Passage shown:
The Atascadero Printery is a historic building in Atascadero, California. Built in 1915 to house a printing company, it later was home to a junior college, a prep school, a Masonic Temple, a school district office, a sheriff's substation, a live-in studio for a photographer, a karate studio, a commercial business, and community events. In 2017, the building, in a state of disrepair, was put up for public auction and purchased for $300,000 by the non-profit Atascadero Printery Foundation, which plans to restore and remodel it as a community center.

== History ==

The founder of the city, Edward Gardner Lewis (a publisher by trade), built the edifice in 1915 for the printing of his magazines and periodicals. Sources vary on the dimensions of the building, ranging from 16000 sqft to 19354 sqft. In 1916, 100,000 copies of the Atascadero News were printed here. At the time, Lewis had several magazines in circulation targeted to women, as well as a national daily newspaper. For a period, the San Francisco Chronicles Sunday circular was also printed in the building. Some sources cite that the building housed the first and largest rotogravure printing press in the United States, while others say it was at least the first in the Western United States. During the printing house era, nearly one million copies of print media were published in the printery, making it "the largest and most prolific operation in America".

[Dataset items]
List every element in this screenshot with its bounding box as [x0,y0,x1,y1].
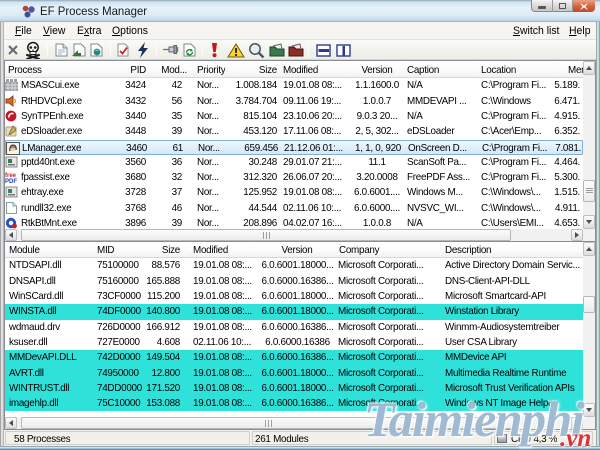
svg-text:PDF: PDF [5,179,17,184]
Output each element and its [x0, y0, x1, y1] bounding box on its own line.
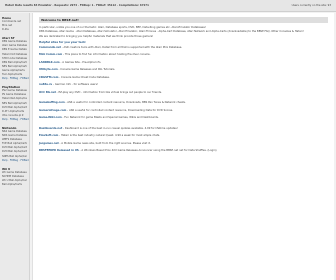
site-description: Fun Network for game Blasts and Special …	[64, 116, 159, 120]
page-title: Welcome to BBSE.net!	[39, 17, 328, 23]
sidebar-item[interactable]: NES Ball Alpha/Carts	[2, 102, 27, 106]
site-description: ASR a useful for controlled content reso…	[68, 108, 174, 112]
users-online: Users currently on the site: 93	[291, 4, 331, 7]
site-link[interactable]: Mini Comm.com	[39, 53, 62, 56]
sidebar-sublinks[interactable]: Parp · FDBeg · FDBed	[2, 77, 29, 81]
site-description: Console Game Cheat Code Database.	[61, 75, 110, 79]
site-entry: Jacgames.net - A Mobile Game news site, …	[39, 142, 328, 145]
site-description: Dashboard is one of the best in-run casu…	[64, 126, 178, 130]
sidebar-item[interactable]: Ball Alpha/Carts	[2, 183, 27, 187]
site-entry: EmuSoft.com - Hatari is the best industr…	[39, 134, 328, 137]
intro-text: In particular, unlike you one of our the…	[39, 26, 328, 38]
intro-paragraph: DBS Database, Atari Game · Atari Databas…	[39, 30, 304, 34]
helpful-sites-heading: Helpful sites for you your tech:	[39, 39, 87, 44]
site-link[interactable]: nu84u.ru	[39, 83, 52, 86]
site-description: A Windows Based Prov 4XX Game Releases A…	[81, 149, 217, 153]
site-entry: Gameriofsage.com - ASR a useful for cont…	[39, 109, 328, 112]
site-description: ASR creators tools with Atari, Detail fr…	[63, 45, 183, 49]
site-entry: nu84u.ru - German Info - for software us…	[39, 83, 328, 86]
main-content: Welcome to BBSE.net! In particular, unli…	[32, 13, 334, 280]
sidebar-sublinks[interactable]: Parp · FDBeg · FDBed	[2, 159, 29, 163]
site-entry: Commands.net - ASR creators tools with A…	[39, 46, 328, 49]
site-link[interactable]: BBSFEEDER Released in US	[39, 149, 79, 152]
sidebar-item[interactable]: D-lite	[2, 28, 27, 32]
site-link[interactable]: OCC BG.net	[39, 91, 56, 94]
site-link[interactable]: Gamebuffing.com	[39, 101, 65, 104]
site-entry: OCC BG.net - EZ-play any DVD - informati…	[39, 91, 328, 94]
site-link[interactable]: LANDBLK.com	[39, 61, 60, 64]
sidebar-sublinks[interactable]: Parp · FDBeg · FDBed	[2, 118, 29, 122]
site-description: Hatari is the best industry natural Ques…	[60, 134, 161, 138]
site-description: This place to find fun information about…	[64, 53, 151, 57]
intro-paragraph: We are dedicated to bringing you helpful…	[39, 34, 154, 38]
site-description: EZ-play any DVD - information from like …	[58, 90, 162, 94]
site-entry: Mini Comm.com - This place to find fun i…	[39, 53, 328, 56]
site-entry: Utilbyte.com - Console Game Releases and…	[39, 68, 328, 71]
site-stats: Hatari Data results 84 Emulator · Reques…	[5, 4, 149, 7]
site-description: German Info - for software users!	[54, 83, 98, 87]
site-link[interactable]: Jacgames.net	[39, 142, 59, 145]
site-link[interactable]: Game-Wiki.com	[39, 116, 62, 119]
site-description: Console Game Releases and PAL Tutorials.	[60, 68, 116, 72]
site-link[interactable]: Commands.net	[39, 46, 61, 49]
site-description: ASR a useful for controlled content reso…	[67, 101, 186, 105]
site-link[interactable]: Gameriofsage.com	[39, 109, 66, 112]
site-description: A Games Site - Pre-Alpha Info.	[62, 60, 102, 64]
site-description: A Mobile Game news site, built from the …	[61, 141, 151, 145]
site-entry: Dashboards.net - Dashboard is one of the…	[39, 127, 328, 130]
sidebar-item[interactable]: DVD Ball Alpha/Carts	[2, 150, 27, 154]
site-entry: LANDBLK.com - A Games Site - Pre-Alpha I…	[39, 61, 328, 64]
sidebar: Home Commands.net Mini.net D-lite Atari ST DB…	[0, 13, 30, 280]
top-stats-bar: Hatari Data results 84 Emulator · Reques…	[0, 0, 336, 12]
site-link[interactable]: EmuSoft.com	[39, 134, 58, 137]
site-link[interactable]: Utilbyte.com	[39, 68, 58, 71]
intro-paragraph: In particular, unlike you one of our the…	[39, 26, 206, 29]
helpful-sites-list: Commands.net - ASR creators tools with A…	[39, 46, 328, 153]
sidebar-item[interactable]: DBS E Game Database	[2, 48, 27, 52]
site-entry: CDGSFM.com - Console Game Cheat Code Dat…	[39, 76, 328, 79]
site-entry: Gamebuffing.com - ASR a useful for contr…	[39, 101, 328, 104]
sidebar-item[interactable]: Hatari Net Alpha/Carts	[2, 97, 27, 101]
site-entry: Game-Wiki.com - Fun Network for game Bla…	[39, 116, 328, 119]
site-link[interactable]: Dashboards.net	[39, 127, 62, 130]
site-link[interactable]: CDGSFM.com	[39, 76, 58, 79]
site-entry: BBSFEEDER Released in US - A Windows Bas…	[39, 149, 328, 152]
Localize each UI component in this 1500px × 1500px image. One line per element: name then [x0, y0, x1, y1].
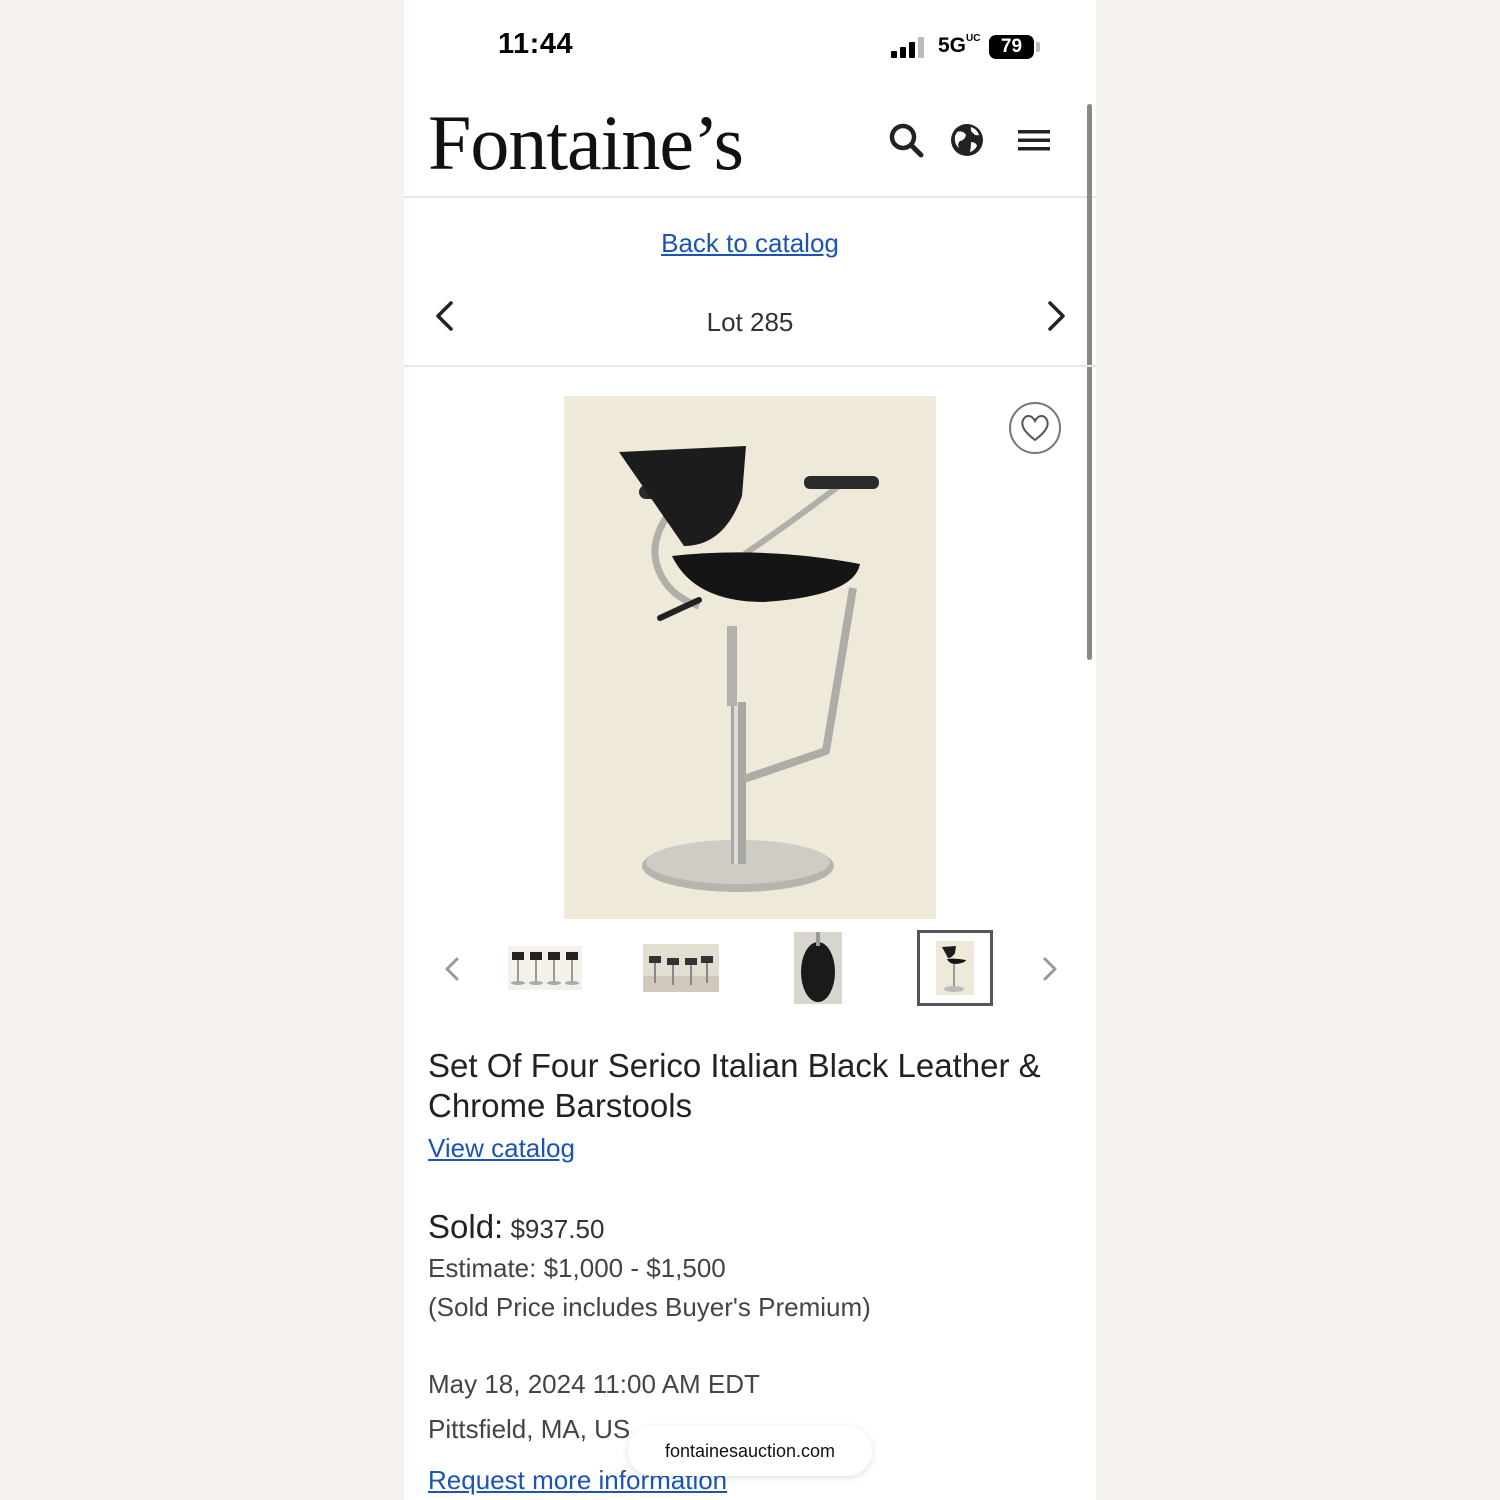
battery-indicator: 79: [989, 35, 1034, 59]
barstool-illustration: [564, 396, 936, 919]
thumbnail-4[interactable]: [917, 930, 993, 1006]
favorite-button[interactable]: [1009, 402, 1061, 454]
thumbnail-image-2: [643, 944, 719, 992]
thumbnail-strip: [404, 930, 1096, 1006]
globe-icon[interactable]: [947, 120, 987, 160]
next-lot-icon[interactable]: [1038, 298, 1074, 334]
heart-icon: [1021, 415, 1049, 442]
header-divider: [404, 196, 1096, 198]
auction-date: May 18, 2024 11:00 AM EDT: [428, 1369, 760, 1399]
sold-label: Sold:: [428, 1208, 504, 1245]
menu-icon[interactable]: [1014, 120, 1054, 160]
site-logo[interactable]: Fontaine’s: [428, 98, 744, 188]
sold-price-row: Sold: $937.50: [428, 1208, 604, 1246]
thumbnail-3[interactable]: [780, 930, 856, 1006]
sold-price: $937.50: [510, 1214, 605, 1244]
browser-address-pill[interactable]: fontainesauction.com: [628, 1426, 872, 1476]
status-time: 11:44: [498, 28, 574, 60]
premium-note: (Sold Price includes Buyer's Premium): [428, 1292, 871, 1322]
lot-number: Lot 285: [706, 307, 794, 337]
thumbnail-image-4: [936, 941, 974, 995]
thumbnail-image-3: [794, 932, 842, 1004]
back-to-catalog-link[interactable]: Back to catalog: [404, 228, 1096, 259]
search-icon[interactable]: [886, 120, 926, 160]
nav-divider: [404, 365, 1096, 367]
thumbnail-next-icon[interactable]: [1034, 954, 1064, 984]
lot-main-image[interactable]: [564, 396, 936, 919]
thumbnail-2[interactable]: [643, 930, 719, 1006]
auction-location: Pittsfield, MA, US: [428, 1414, 631, 1444]
network-indicator: 5GUC: [938, 33, 981, 58]
view-catalog-link[interactable]: View catalog: [428, 1133, 575, 1164]
lot-title: Set Of Four Serico Italian Black Leather…: [428, 1047, 1041, 1124]
thumbnail-image-1: [508, 946, 582, 990]
phone-screen: 11:44 5GUC 79 Fontaine’s Back to catalog…: [404, 0, 1096, 1500]
battery-tip: [1036, 42, 1040, 52]
thumbnail-prev-icon[interactable]: [438, 954, 468, 984]
scrollbar[interactable]: [1087, 104, 1092, 660]
signal-icon: [891, 36, 927, 58]
estimate: Estimate: $1,000 - $1,500: [428, 1253, 726, 1283]
thumbnail-1[interactable]: [507, 930, 583, 1006]
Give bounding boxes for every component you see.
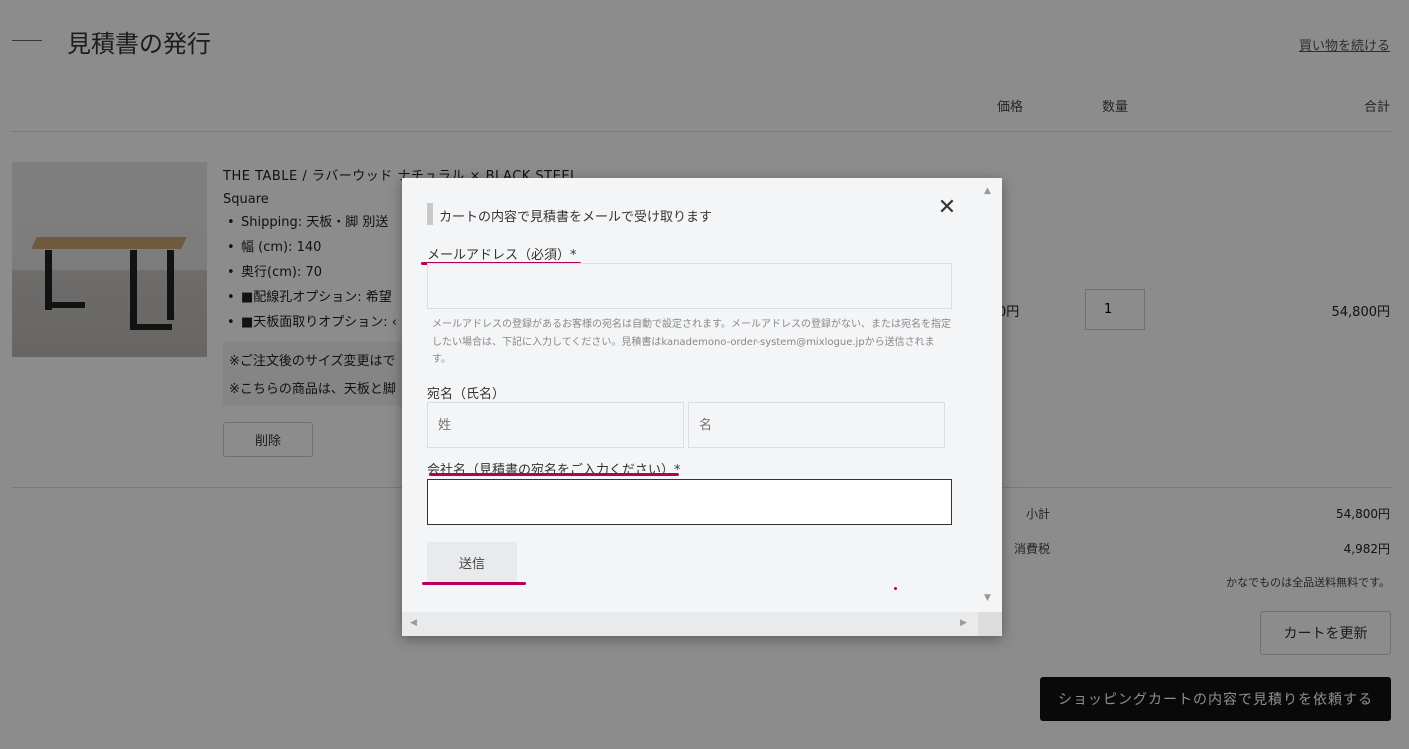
vertical-scrollbar[interactable]: ▲ ▼ — [978, 178, 1002, 610]
company-field[interactable] — [427, 479, 952, 525]
email-field[interactable] — [427, 263, 952, 309]
first-name-field[interactable] — [688, 402, 945, 448]
modal-heading: カートの内容で見積書をメールで受け取ります — [439, 210, 713, 225]
horizontal-scrollbar[interactable]: ◀ ▶ — [402, 612, 978, 636]
heading-accent-bar — [427, 203, 433, 225]
annotation-underline — [422, 582, 526, 585]
scroll-down-icon[interactable]: ▼ — [984, 593, 991, 603]
close-icon[interactable]: ✕ — [937, 197, 957, 219]
annotation-underline — [429, 473, 679, 476]
last-name-field[interactable] — [427, 402, 684, 448]
scroll-right-icon[interactable]: ▶ — [960, 618, 967, 628]
scroll-left-icon[interactable]: ◀ — [410, 618, 417, 628]
email-label: メールアドレス（必須）* — [427, 248, 577, 263]
scroll-up-icon[interactable]: ▲ — [984, 186, 991, 196]
annotation-dot — [894, 587, 897, 590]
quote-modal: カートの内容で見積書をメールで受け取ります ✕ メールアドレス（必須）* メール… — [402, 178, 1002, 636]
scrollbar-corner — [978, 612, 1002, 636]
send-button[interactable]: 送信 — [427, 542, 517, 582]
recipient-label: 宛名（氏名） — [427, 387, 506, 402]
email-help-text: メールアドレスの登録があるお客様の宛名は自動で設定されます。メールアドレスの登録… — [432, 319, 951, 365]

Requests:
[1] According to the passage on the Atascadero Printery, who built the building?
[2] Using the passage on the Atascadero Printery, decide whether each statement agrees with it: (a) The Atascadero Printery Foundation bought the building for $300,000. (b) All sources give the same dimensions for the building. (c) In 1916, 100,000 copies of the Atascadero News were printed in the building.
[3] Extend the passage on the Atascadero Printery, picking up after its final sentence.
The items have nothing to do with the work here.

Expected answers:
[1] Edward Gardner Lewis, the founder of the city, built it.

[2]
(a) Yes: "purchased for $300,000 by the non-profit Atascadero Printery Foundation"
(b) No: "Sources vary on the dimensions of the building, ranging from 16000 sqft to 19354 sqft."
(c) Yes: "In 1916, 100,000 copies of the Atascadero News were printed here."

[3]
The printing company closed in the late 1920s and the building housed two prep schools before being purchased by the Masonic Temple Association in the 1950s. Around 1994, the Masons donated 99% of the building to the City of Atascadero with the hopes of it being renovated into a youth center, and a later condition that if it were not, ownership would revert to the Masons. The city decided it was more cost-effective to build a community center rather than retrofit an older building to make it earthquake-safe, but wanted to hold on to the ownership of the former printery. The 2003 San Simeon Earthquake heavily damaged the building, preventing its use by the public; it was deemed in 2017 to require $9 million in restoration.

==Nonprofit foundation ownership==
A nonprofit foundation was started in 2015 to save the building from disrepair and to gain possession of it from an LLC of local citizen Kelly Gearhart, recently convicted of fraud. Gearhart had plans to turn the building into an events center that would be used by the public at least four times a year to comply with the Masons' agreement with the city government. These plans were delayed by the legal issues Gearhart was involved in, yet prevented the city from entering the premises with Gearhart's assets being taken into bankruptcy. The building was scheduled for public auction in May 2016 with a $1 million lien and $400,000 in back taxes. In 2017, it was revealed that the purchase would require $283,000 from the newly formed nonprofit, the Atascadero Printery Foundation, and that they had raised around $40,000. The foundation then began direct negotiations with the United States Attorney's Office to see if a deal could be made to release the lien.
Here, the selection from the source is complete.